WHAT THE TASK ASKS
Transcribe the entries that follow, word for word.

Data records
★ ★ ★ ★ ★ ★ ★
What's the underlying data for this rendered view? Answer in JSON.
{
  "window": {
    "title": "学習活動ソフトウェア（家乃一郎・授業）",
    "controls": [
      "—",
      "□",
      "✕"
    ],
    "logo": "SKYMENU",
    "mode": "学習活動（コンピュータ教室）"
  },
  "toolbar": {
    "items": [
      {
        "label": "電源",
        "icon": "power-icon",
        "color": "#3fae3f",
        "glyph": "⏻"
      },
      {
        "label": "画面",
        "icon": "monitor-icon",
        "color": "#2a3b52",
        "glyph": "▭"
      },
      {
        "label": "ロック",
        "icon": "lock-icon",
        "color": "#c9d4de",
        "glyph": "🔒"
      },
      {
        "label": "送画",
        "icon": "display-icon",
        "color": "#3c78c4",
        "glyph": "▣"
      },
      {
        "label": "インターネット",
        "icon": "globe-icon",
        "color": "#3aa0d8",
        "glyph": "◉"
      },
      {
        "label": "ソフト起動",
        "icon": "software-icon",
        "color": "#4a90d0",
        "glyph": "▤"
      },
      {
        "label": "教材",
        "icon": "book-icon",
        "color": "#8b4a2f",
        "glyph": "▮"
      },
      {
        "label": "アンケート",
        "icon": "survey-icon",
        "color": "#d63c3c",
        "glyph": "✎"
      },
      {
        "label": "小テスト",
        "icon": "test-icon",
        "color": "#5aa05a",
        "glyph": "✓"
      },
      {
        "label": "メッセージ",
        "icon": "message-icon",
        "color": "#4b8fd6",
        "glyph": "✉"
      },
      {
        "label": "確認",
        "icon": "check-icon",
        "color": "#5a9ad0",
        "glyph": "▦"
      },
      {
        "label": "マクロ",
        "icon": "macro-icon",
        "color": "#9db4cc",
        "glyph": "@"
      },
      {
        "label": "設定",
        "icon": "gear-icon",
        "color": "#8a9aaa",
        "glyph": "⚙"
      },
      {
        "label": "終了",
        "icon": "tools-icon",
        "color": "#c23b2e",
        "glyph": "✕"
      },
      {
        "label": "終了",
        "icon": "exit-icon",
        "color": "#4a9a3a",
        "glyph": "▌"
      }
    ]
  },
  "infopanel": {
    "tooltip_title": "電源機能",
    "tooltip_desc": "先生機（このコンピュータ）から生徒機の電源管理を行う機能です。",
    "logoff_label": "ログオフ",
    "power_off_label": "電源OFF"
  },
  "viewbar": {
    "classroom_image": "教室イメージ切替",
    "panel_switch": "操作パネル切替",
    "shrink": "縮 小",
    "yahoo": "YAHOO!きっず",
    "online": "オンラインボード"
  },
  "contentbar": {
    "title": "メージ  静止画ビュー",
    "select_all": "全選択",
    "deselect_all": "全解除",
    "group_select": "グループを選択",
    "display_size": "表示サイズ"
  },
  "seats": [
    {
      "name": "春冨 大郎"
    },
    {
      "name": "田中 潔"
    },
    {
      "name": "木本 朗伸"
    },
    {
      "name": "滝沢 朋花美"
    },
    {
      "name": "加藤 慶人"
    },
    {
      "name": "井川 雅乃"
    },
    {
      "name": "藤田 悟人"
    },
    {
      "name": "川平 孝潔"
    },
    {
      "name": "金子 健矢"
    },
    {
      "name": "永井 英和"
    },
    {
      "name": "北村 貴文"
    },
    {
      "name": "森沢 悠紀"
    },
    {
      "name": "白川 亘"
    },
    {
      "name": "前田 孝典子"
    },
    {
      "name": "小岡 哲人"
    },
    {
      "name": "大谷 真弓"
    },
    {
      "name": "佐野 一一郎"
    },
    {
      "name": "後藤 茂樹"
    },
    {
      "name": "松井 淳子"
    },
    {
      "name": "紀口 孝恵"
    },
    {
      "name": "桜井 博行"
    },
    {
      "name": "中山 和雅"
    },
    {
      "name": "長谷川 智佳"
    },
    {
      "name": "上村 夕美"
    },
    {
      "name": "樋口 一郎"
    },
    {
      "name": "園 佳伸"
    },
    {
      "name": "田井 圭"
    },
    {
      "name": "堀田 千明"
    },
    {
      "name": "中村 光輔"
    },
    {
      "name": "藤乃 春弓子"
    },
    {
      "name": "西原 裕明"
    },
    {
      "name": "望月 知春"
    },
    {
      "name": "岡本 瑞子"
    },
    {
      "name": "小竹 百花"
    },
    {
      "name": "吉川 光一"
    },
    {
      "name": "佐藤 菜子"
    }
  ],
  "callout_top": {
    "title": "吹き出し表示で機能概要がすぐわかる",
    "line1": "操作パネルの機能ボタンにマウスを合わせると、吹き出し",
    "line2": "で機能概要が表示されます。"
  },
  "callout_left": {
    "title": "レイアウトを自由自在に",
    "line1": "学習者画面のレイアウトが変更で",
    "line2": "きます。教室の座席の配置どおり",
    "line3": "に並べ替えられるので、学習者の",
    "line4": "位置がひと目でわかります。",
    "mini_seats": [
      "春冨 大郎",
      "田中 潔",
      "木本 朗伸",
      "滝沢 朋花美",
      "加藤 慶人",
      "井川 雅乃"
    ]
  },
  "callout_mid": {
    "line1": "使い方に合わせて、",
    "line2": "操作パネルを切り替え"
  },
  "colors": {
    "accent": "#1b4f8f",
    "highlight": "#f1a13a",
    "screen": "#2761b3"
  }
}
★ ★ ★ ★ ★ ★ ★
OUTPUT FOR THIS TASK
What's the underlying data for this rendered view? Answer in JSON.
{
  "window": {
    "title": "学習活動ソフトウェア（家乃一郎・授業）",
    "controls": [
      "—",
      "□",
      "✕"
    ],
    "logo": "SKYMENU",
    "mode": "学習活動（コンピュータ教室）"
  },
  "toolbar": {
    "items": [
      {
        "label": "電源",
        "icon": "power-icon",
        "color": "#3fae3f",
        "glyph": "⏻"
      },
      {
        "label": "画面",
        "icon": "monitor-icon",
        "color": "#2a3b52",
        "glyph": "▭"
      },
      {
        "label": "ロック",
        "icon": "lock-icon",
        "color": "#c9d4de",
        "glyph": "🔒"
      },
      {
        "label": "送画",
        "icon": "display-icon",
        "color": "#3c78c4",
        "glyph": "▣"
      },
      {
        "label": "インターネット",
        "icon": "globe-icon",
        "color": "#3aa0d8",
        "glyph": "◉"
      },
      {
        "label": "ソフト起動",
        "icon": "software-icon",
        "color": "#4a90d0",
        "glyph": "▤"
      },
      {
        "label": "教材",
        "icon": "book-icon",
        "color": "#8b4a2f",
        "glyph": "▮"
      },
      {
        "label": "アンケート",
        "icon": "survey-icon",
        "color": "#d63c3c",
        "glyph": "✎"
      },
      {
        "label": "小テスト",
        "icon": "test-icon",
        "color": "#5aa05a",
        "glyph": "✓"
      },
      {
        "label": "メッセージ",
        "icon": "message-icon",
        "color": "#4b8fd6",
        "glyph": "✉"
      },
      {
        "label": "確認",
        "icon": "check-icon",
        "color": "#5a9ad0",
        "glyph": "▦"
      },
      {
        "label": "マクロ",
        "icon": "macro-icon",
        "color": "#9db4cc",
        "glyph": "@"
      },
      {
        "label": "設定",
        "icon": "gear-icon",
        "color": "#8a9aaa",
        "glyph": "⚙"
      },
      {
        "label": "終了",
        "icon": "tools-icon",
        "color": "#c23b2e",
        "glyph": "✕"
      },
      {
        "label": "終了",
        "icon": "exit-icon",
        "color": "#4a9a3a",
        "glyph": "▌"
      }
    ]
  },
  "infopanel": {
    "tooltip_title": "電源機能",
    "tooltip_desc": "先生機（このコンピュータ）から生徒機の電源管理を行う機能です。",
    "logoff_label": "ログオフ",
    "power_off_label": "電源OFF"
  },
  "viewbar": {
    "classroom_image": "教室イメージ切替",
    "panel_switch": "操作パネル切替",
    "shrink": "縮 小",
    "yahoo": "YAHOO!きっず",
    "online": "オンラインボード"
  },
  "contentbar": {
    "title": "メージ  静止画ビュー",
    "select_all": "全選択",
    "deselect_all": "全解除",
    "group_select": "グループを選択",
    "display_size": "表示サイズ"
  },
  "seats": [
    {
      "name": "春冨 大郎"
    },
    {
      "name": "田中 潔"
    },
    {
      "name": "木本 朗伸"
    },
    {
      "name": "滝沢 朋花美"
    },
    {
      "name": "加藤 慶人"
    },
    {
      "name": "井川 雅乃"
    },
    {
      "name": "藤田 悟人"
    },
    {
      "name": "川平 孝潔"
    },
    {
      "name": "金子 健矢"
    },
    {
      "name": "永井 英和"
    },
    {
      "name": "北村 貴文"
    },
    {
      "name": "森沢 悠紀"
    },
    {
      "name": "白川 亘"
    },
    {
      "name": "前田 孝典子"
    },
    {
      "name": "小岡 哲人"
    },
    {
      "name": "大谷 真弓"
    },
    {
      "name": "佐野 一一郎"
    },
    {
      "name": "後藤 茂樹"
    },
    {
      "name": "松井 淳子"
    },
    {
      "name": "紀口 孝恵"
    },
    {
      "name": "桜井 博行"
    },
    {
      "name": "中山 和雅"
    },
    {
      "name": "長谷川 智佳"
    },
    {
      "name": "上村 夕美"
    },
    {
      "name": "樋口 一郎"
    },
    {
      "name": "園 佳伸"
    },
    {
      "name": "田井 圭"
    },
    {
      "name": "堀田 千明"
    },
    {
      "name": "中村 光輔"
    },
    {
      "name": "藤乃 春弓子"
    },
    {
      "name": "西原 裕明"
    },
    {
      "name": "望月 知春"
    },
    {
      "name": "岡本 瑞子"
    },
    {
      "name": "小竹 百花"
    },
    {
      "name": "吉川 光一"
    },
    {
      "name": "佐藤 菜子"
    }
  ],
  "callout_top": {
    "title": "吹き出し表示で機能概要がすぐわかる",
    "line1": "操作パネルの機能ボタンにマウスを合わせると、吹き出し",
    "line2": "で機能概要が表示されます。"
  },
  "callout_left": {
    "title": "レイアウトを自由自在に",
    "line1": "学習者画面のレイアウトが変更で",
    "line2": "きます。教室の座席の配置どおり",
    "line3": "に並べ替えられるので、学習者の",
    "line4": "位置がひと目でわかります。",
    "mini_seats": [
      "春冨 大郎",
      "田中 潔",
      "木本 朗伸",
      "滝沢 朋花美",
      "加藤 慶人",
      "井川 雅乃"
    ]
  },
  "callout_mid": {
    "line1": "使い方に合わせて、",
    "line2": "操作パネルを切り替え"
  },
  "colors": {
    "accent": "#1b4f8f",
    "highlight": "#f1a13a",
    "screen": "#2761b3"
  }
}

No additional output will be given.